BEGIN AVAILABLE RECORDS

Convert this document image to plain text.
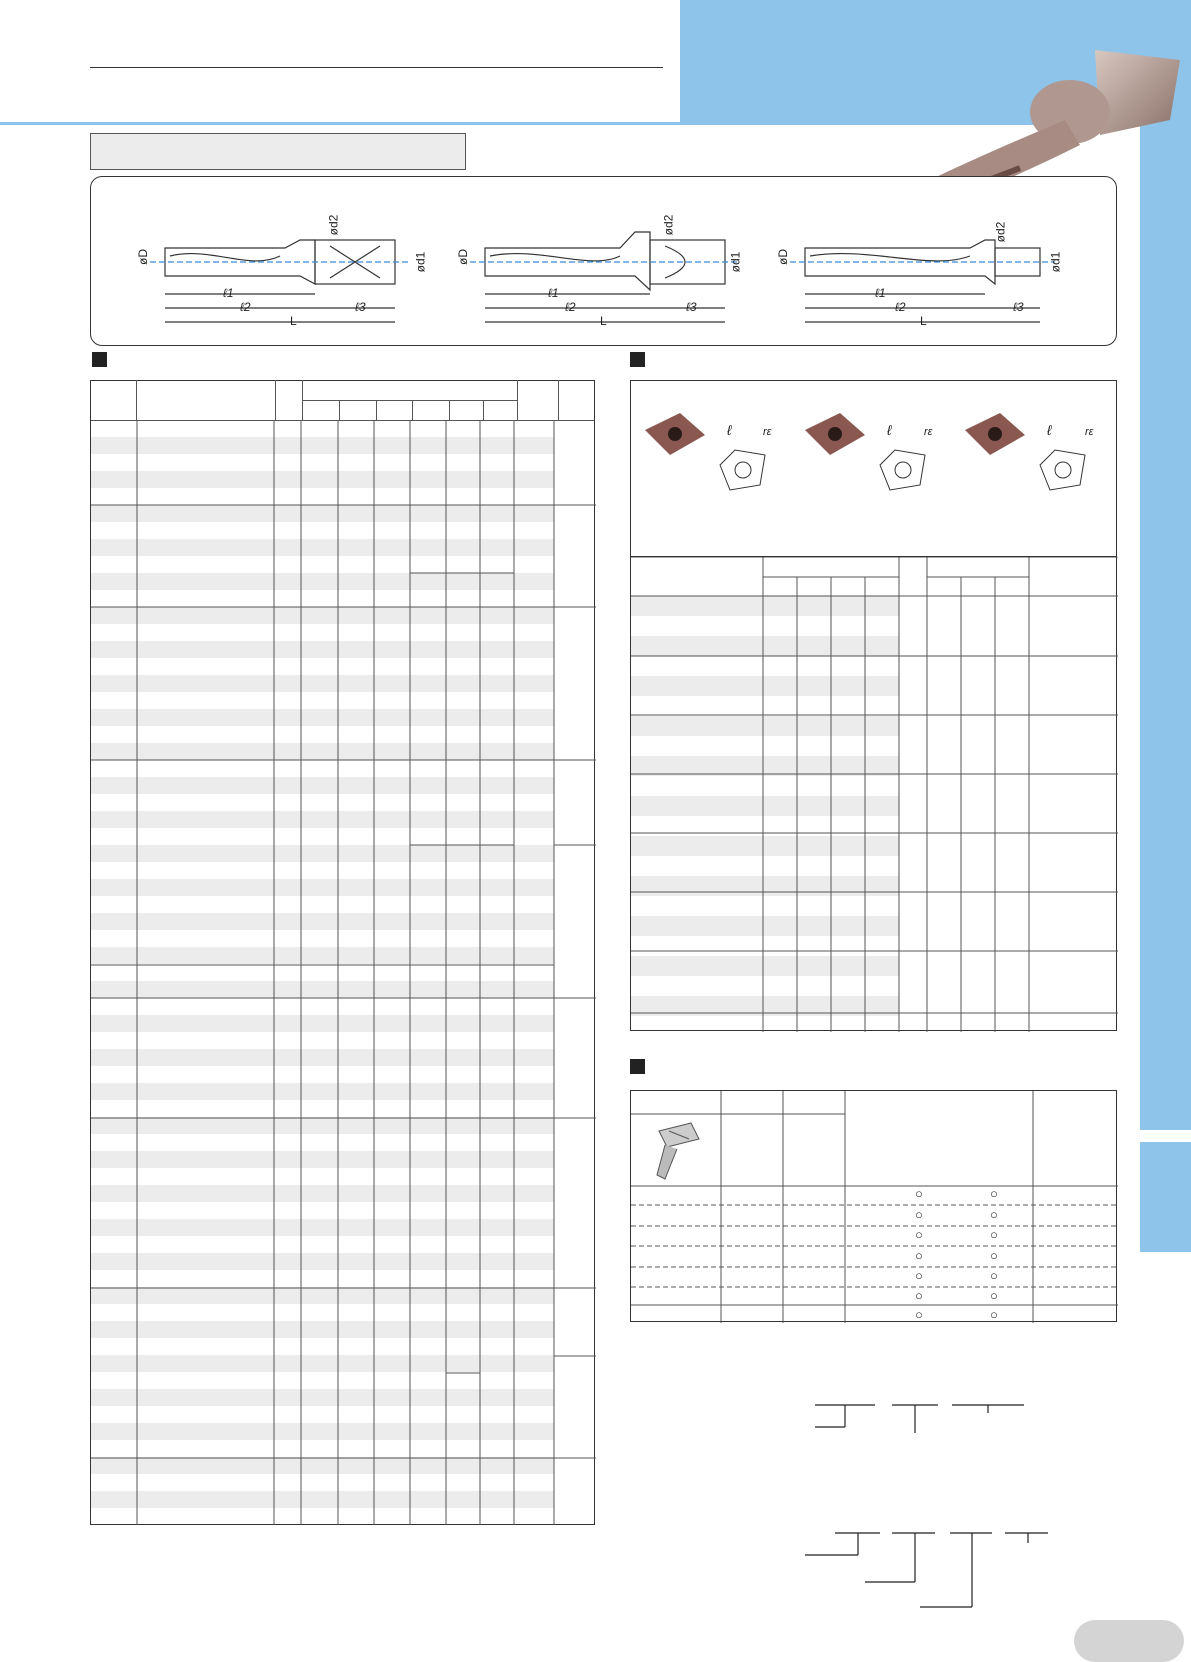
øD
ød2
ød1
ℓ1
ℓ2	ℓ3
L
øD
ød2
ød1
ℓ1
ℓ2	ℓ3
L
øD
ød2
ød1
ℓ1
ℓ2	ℓ3
L

ℓ	rε	ℓ	rε	ℓ	rε
○	○
○	○
○	○
○	○
○	○
○	○
○	○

END AVAILABLE RECORDS

▶ WHAT NEEDS TO BE DONE: Return all of the entries exactly as written, but drop any pictures they hold.

▶ FINISHED EXERCISE:
Convert this document image to plain text.
øD
ød2
ød1
ℓ1
ℓ2	ℓ3
L
øD
ød2
ød1
ℓ1
ℓ2	ℓ3
L
øD
ød2
ød1
ℓ1
ℓ2	ℓ3
L

ℓ	rε	ℓ	rε	ℓ	rε
○	○
○	○
○	○
○	○
○	○
○	○
○	○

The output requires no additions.